━━━━━ DATA IN THIS EXERCISE

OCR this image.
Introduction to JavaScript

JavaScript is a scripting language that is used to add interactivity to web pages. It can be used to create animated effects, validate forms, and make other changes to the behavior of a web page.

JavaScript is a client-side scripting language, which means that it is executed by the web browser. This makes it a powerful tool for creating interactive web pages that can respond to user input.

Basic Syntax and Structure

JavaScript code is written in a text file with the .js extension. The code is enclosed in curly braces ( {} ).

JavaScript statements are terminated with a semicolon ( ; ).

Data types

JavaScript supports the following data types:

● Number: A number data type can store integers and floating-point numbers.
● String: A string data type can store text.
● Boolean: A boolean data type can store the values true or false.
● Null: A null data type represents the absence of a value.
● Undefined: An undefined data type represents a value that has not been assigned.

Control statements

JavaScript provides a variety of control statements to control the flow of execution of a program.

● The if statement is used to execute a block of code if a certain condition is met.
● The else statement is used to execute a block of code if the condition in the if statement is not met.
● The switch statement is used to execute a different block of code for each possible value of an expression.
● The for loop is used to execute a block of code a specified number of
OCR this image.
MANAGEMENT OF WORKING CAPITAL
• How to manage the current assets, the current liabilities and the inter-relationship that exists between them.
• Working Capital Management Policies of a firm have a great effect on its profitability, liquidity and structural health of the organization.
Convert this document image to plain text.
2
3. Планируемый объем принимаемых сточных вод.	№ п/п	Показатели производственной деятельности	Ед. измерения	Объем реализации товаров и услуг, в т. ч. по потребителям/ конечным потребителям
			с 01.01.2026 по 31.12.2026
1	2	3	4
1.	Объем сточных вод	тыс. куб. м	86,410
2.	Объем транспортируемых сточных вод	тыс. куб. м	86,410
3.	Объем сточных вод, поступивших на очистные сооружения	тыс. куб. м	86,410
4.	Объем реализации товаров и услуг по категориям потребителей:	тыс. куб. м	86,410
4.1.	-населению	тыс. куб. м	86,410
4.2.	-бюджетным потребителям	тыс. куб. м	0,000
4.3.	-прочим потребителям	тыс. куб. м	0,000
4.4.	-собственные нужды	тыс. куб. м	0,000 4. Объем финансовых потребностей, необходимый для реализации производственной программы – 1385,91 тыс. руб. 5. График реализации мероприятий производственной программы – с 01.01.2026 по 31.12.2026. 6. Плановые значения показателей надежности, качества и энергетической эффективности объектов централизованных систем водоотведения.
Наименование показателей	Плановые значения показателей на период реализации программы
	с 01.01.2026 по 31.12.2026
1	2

━━━━━━━━━━

» **THE PROBLEM**
The data above must be returned in full, exactly as written.

» **EXERCISE RESPONSE**
OCR this image.
Introduction to JavaScript

JavaScript is a scripting language that is used to add interactivity to web pages. It can be used to create animated effects, validate forms, and make other changes to the behavior of a web page.

JavaScript is a client-side scripting language, which means that it is executed by the web browser. This makes it a powerful tool for creating interactive web pages that can respond to user input.

Basic Syntax and Structure

JavaScript code is written in a text file with the .js extension. The code is enclosed in curly braces ( {} ).

JavaScript statements are terminated with a semicolon ( ; ).

Data types

JavaScript supports the following data types:

● Number: A number data type can store integers and floating-point numbers.
● String: A string data type can store text.
● Boolean: A boolean data type can store the values true or false.
● Null: A null data type represents the absence of a value.
● Undefined: An undefined data type represents a value that has not been assigned.

Control statements

JavaScript provides a variety of control statements to control the flow of execution of a program.

● The if statement is used to execute a block of code if a certain condition is met.
● The else statement is used to execute a block of code if the condition in the if statement is not met.
● The switch statement is used to execute a different block of code for each possible value of an expression.
● The for loop is used to execute a block of code a specified number of
OCR this image.
MANAGEMENT OF WORKING CAPITAL
• How to manage the current assets, the current liabilities and the inter-relationship that exists between them.
• Working Capital Management Policies of a firm have a great effect on its profitability, liquidity and structural health of the organization.
Convert this document image to plain text.
2
3. Планируемый объем принимаемых сточных вод.	№ п/п	Показатели производственной деятельности	Ед. измерения	Объем реализации товаров и услуг, в т. ч. по потребителям/ конечным потребителям
			с 01.01.2026 по 31.12.2026
1	2	3	4
1.	Объем сточных вод	тыс. куб. м	86,410
2.	Объем транспортируемых сточных вод	тыс. куб. м	86,410
3.	Объем сточных вод, поступивших на очистные сооружения	тыс. куб. м	86,410
4.	Объем реализации товаров и услуг по категориям потребителей:	тыс. куб. м	86,410
4.1.	-населению	тыс. куб. м	86,410
4.2.	-бюджетным потребителям	тыс. куб. м	0,000
4.3.	-прочим потребителям	тыс. куб. м	0,000
4.4.	-собственные нужды	тыс. куб. м	0,000 4. Объем финансовых потребностей, необходимый для реализации производственной программы – 1385,91 тыс. руб. 5. График реализации мероприятий производственной программы – с 01.01.2026 по 31.12.2026. 6. Плановые значения показателей надежности, качества и энергетической эффективности объектов централизованных систем водоотведения.
Наименование показателей	Плановые значения показателей на период реализации программы
	с 01.01.2026 по 31.12.2026
1	2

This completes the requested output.